- **DOCUMENT EXTRACT**:
When an animal was butchered, the entire animal was utilized and nothing went to waste. Ancient Israel was a society reliant upon its herds for their secondary products (including wool, milk, and dung for fuel) and people were unlikely to butcher animals (most likely goat or sheep) in order to eat meat, unless for a special occasion like a wedding or hospitality feast. In ancient societies like Israel, economy was an important part of daily life and is reflected in the usage of the entire animal.
See Also: Food in Ancient Judah: Domestic Cooking in the Time of the Hebrew Bible (Equinox/Acumen, 2013).
By Cynthia Shafer-Elliott, Ph.D.
William Jessup University
May 2013
In today’s society, it is common to hear someone refer to himself or herself as a “foodie.” Food plays such a major role in our lives that there are entire TV channels dedicated to the preparation and consumption of meals. In fact, our obsession with food has created what some refer to as an “obesity epidemic.” On the positive side, this interest in food has spilled over into the academic realm where research into diet and the cooking of food in ancient societies has become a topic of great interest. Understanding what meals were cooked and how helps our understanding of daily life in ancient societies, including ancient Israel.
Bread was the foundation of ancient Israel’s diet. The Hebrew word for bread, lechem, is synonymous with food. Baking and cooking in ancient Israel occurred within the home: in the indoor kitchen and the outdoor courtyard. Meals were prepared using a few types of ovens (the saj or large rock, the tannur, the tabun, and the hearth) and cooking pots (the traditional pot, the Philistine jug, and the hybrid pot).
The simplest type of oven was the saj, which technically isn’t an oven but rather a rounded metal disk placed over an open fire, usually resting on two or three rocks. Once the dough is made, it is floured and flattened on a breadboard and then thrown from side to side until thinned into a flap of dough, which is then placed onto the saj and browned on each side. The thinness of the dough allows the bread to bake quickly. An ancient ancestor to the saj could have been a hot stone that was placed directly in the fire (Isa. 44:19) or rested on rocks above it, or perhaps the ancient griddle or baking tray (machavat) (Lev. 2:9, 6:21, 7:9; Ezek. 4:3) (Daviau 1993, 79; van der Steen 1991, 135-153; Watson 1979, 161, 205).

- **ENTRIES SHOWN**:
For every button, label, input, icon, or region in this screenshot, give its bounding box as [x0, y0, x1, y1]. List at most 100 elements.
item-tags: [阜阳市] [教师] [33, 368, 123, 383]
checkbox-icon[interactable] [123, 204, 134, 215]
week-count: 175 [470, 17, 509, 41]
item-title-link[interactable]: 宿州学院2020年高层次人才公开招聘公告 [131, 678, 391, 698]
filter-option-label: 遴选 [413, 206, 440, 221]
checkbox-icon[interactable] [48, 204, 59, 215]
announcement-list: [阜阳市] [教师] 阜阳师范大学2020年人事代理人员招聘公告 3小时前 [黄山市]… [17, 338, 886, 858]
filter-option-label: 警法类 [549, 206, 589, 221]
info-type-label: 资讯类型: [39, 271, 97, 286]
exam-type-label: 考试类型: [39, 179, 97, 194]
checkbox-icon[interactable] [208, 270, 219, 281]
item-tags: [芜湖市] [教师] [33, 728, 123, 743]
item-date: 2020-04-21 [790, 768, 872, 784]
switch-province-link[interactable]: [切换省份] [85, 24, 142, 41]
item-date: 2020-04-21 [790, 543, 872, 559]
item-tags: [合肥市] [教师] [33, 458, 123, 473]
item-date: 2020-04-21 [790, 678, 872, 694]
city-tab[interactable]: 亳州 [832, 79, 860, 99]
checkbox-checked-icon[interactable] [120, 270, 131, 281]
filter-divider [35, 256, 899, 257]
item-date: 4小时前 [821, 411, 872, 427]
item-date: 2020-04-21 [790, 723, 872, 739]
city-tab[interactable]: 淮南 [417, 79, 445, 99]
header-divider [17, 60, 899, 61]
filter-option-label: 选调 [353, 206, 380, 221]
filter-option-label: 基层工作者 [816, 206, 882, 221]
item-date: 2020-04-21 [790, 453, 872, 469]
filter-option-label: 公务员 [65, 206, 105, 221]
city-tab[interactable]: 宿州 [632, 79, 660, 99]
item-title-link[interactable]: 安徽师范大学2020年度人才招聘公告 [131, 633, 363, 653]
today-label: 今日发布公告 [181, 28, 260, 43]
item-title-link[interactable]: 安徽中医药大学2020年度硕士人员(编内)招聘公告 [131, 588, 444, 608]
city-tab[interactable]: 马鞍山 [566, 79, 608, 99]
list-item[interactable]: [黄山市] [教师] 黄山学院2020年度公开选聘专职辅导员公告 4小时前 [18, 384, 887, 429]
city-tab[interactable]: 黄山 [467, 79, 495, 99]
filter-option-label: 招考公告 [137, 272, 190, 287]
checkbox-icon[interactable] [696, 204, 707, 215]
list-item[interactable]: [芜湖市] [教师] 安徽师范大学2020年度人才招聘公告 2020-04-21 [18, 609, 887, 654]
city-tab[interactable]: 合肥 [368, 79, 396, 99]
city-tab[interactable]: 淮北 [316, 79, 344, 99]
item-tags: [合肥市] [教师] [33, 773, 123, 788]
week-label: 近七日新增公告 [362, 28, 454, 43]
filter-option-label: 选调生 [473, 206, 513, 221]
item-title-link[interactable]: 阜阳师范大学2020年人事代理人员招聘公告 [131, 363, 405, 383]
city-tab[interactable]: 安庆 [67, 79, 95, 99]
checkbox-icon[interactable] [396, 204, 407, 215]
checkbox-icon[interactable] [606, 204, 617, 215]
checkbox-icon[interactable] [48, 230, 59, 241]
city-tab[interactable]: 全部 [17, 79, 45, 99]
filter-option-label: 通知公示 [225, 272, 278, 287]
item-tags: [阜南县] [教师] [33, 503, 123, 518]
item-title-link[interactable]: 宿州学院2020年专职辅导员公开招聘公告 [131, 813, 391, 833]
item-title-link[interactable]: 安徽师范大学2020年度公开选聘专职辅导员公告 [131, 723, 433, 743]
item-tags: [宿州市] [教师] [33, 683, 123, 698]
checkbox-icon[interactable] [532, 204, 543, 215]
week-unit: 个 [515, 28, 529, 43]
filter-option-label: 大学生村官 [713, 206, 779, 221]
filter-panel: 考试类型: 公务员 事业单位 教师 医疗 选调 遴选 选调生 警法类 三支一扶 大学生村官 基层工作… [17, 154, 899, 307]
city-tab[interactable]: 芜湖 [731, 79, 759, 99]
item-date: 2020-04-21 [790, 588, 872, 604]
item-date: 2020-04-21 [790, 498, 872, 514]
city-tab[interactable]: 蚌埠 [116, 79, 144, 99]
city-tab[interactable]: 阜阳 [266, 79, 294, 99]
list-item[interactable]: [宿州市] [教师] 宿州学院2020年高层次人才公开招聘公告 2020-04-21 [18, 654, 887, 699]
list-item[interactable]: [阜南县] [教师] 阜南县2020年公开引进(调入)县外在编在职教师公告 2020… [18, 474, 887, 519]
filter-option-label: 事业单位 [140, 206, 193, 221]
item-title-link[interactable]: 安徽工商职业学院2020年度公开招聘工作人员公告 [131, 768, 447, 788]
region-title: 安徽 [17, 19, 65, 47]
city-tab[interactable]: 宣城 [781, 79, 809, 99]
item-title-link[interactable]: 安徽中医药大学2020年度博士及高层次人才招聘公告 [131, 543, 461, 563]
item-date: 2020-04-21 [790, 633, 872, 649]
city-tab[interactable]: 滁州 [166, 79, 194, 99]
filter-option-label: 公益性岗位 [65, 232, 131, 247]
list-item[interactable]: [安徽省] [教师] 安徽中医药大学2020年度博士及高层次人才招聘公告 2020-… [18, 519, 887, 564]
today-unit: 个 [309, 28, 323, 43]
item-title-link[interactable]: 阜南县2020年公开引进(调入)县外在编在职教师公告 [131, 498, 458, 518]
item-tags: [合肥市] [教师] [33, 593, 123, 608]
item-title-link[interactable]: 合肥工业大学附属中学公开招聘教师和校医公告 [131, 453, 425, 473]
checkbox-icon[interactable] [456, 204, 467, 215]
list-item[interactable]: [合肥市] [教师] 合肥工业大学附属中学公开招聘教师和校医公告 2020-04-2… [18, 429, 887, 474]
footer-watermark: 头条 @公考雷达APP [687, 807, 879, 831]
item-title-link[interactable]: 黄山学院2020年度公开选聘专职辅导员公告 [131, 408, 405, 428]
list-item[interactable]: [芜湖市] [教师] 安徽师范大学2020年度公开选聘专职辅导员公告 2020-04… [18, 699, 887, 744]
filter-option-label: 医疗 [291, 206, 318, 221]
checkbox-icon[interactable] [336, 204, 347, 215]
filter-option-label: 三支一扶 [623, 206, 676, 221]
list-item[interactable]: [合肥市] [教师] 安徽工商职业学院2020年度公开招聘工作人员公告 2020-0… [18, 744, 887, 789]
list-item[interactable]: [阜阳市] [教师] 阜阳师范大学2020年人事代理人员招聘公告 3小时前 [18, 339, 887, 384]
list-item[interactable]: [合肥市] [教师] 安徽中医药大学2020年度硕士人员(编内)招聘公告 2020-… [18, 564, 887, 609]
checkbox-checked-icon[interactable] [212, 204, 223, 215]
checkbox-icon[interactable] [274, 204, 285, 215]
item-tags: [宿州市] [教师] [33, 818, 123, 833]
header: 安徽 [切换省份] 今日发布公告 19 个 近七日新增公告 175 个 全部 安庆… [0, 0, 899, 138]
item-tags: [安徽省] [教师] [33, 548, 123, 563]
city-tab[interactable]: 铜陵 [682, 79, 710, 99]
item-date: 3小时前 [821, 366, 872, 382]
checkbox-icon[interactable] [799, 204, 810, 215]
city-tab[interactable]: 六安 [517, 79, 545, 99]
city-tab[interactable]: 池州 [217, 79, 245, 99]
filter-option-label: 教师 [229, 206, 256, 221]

- **TASK ITEM A**:
Reproduce the portion of the text on cooking in ancient Israel starting with "When an animal" and going on through "Bible (Equinox/Acumen, 2013).".
- **TASK ITEM B**:
Take the text on cooking in ancient Israel further, picking up after its final sentence.

- **RESPONSE BOX A**:
When an animal was butchered, the entire animal was utilized and nothing went to waste. Ancient Israel was a society reliant upon its herds for their secondary products (including wool, milk, and dung for fuel) and people were unlikely to butcher animals (most likely goat or sheep) in order to eat meat, unless for a special occasion like a wedding or hospitality feast. In ancient societies like Israel, economy was an important part of daily life and is reflected in the usage of the entire animal.
See Also: Food in Ancient Judah: Domestic Cooking in the Time of the Hebrew Bible (Equinox/Acumen, 2013).

- **RESPONSE BOX B**:
A new cooking installation, the hearth, was introduced with the arrival of the Philistines. Cooking pots and bread dough were placed directly on the hearth or at its side. Within the Hebrew Bible, several words for hearth are used albeit mostly in cultic or religious contexts (moqeda in Lev. 6:9; yequd in Isa. 30:14; ‘ari’el in Ezek. 43:15-6).
The two most common oven types were the tannur and tabun. A tannur is a beehive-shaped clay oven, while the tabun is a dome-shaped oven made of clay. To use either of these types of oven, a fire fueled by kindling and animal dung was built on the floor and the ashes raked out. Dough was slapped onto the interior walls or even the floor of the oven to bake. Platters were also placed on top of the upper opening and used for cooking or baking (McQuitty 1984b, 261; McQuitty 1984a, 56; van der Steen 1991, 135). The term tannur is found in the Hebrew Bible fifteen times, seven of which refer to an oven used to bake bread (Ex. 8:3; Lev. 2:4, 7:9; 11:35; 26:26; Hos. 7:4, 6-7).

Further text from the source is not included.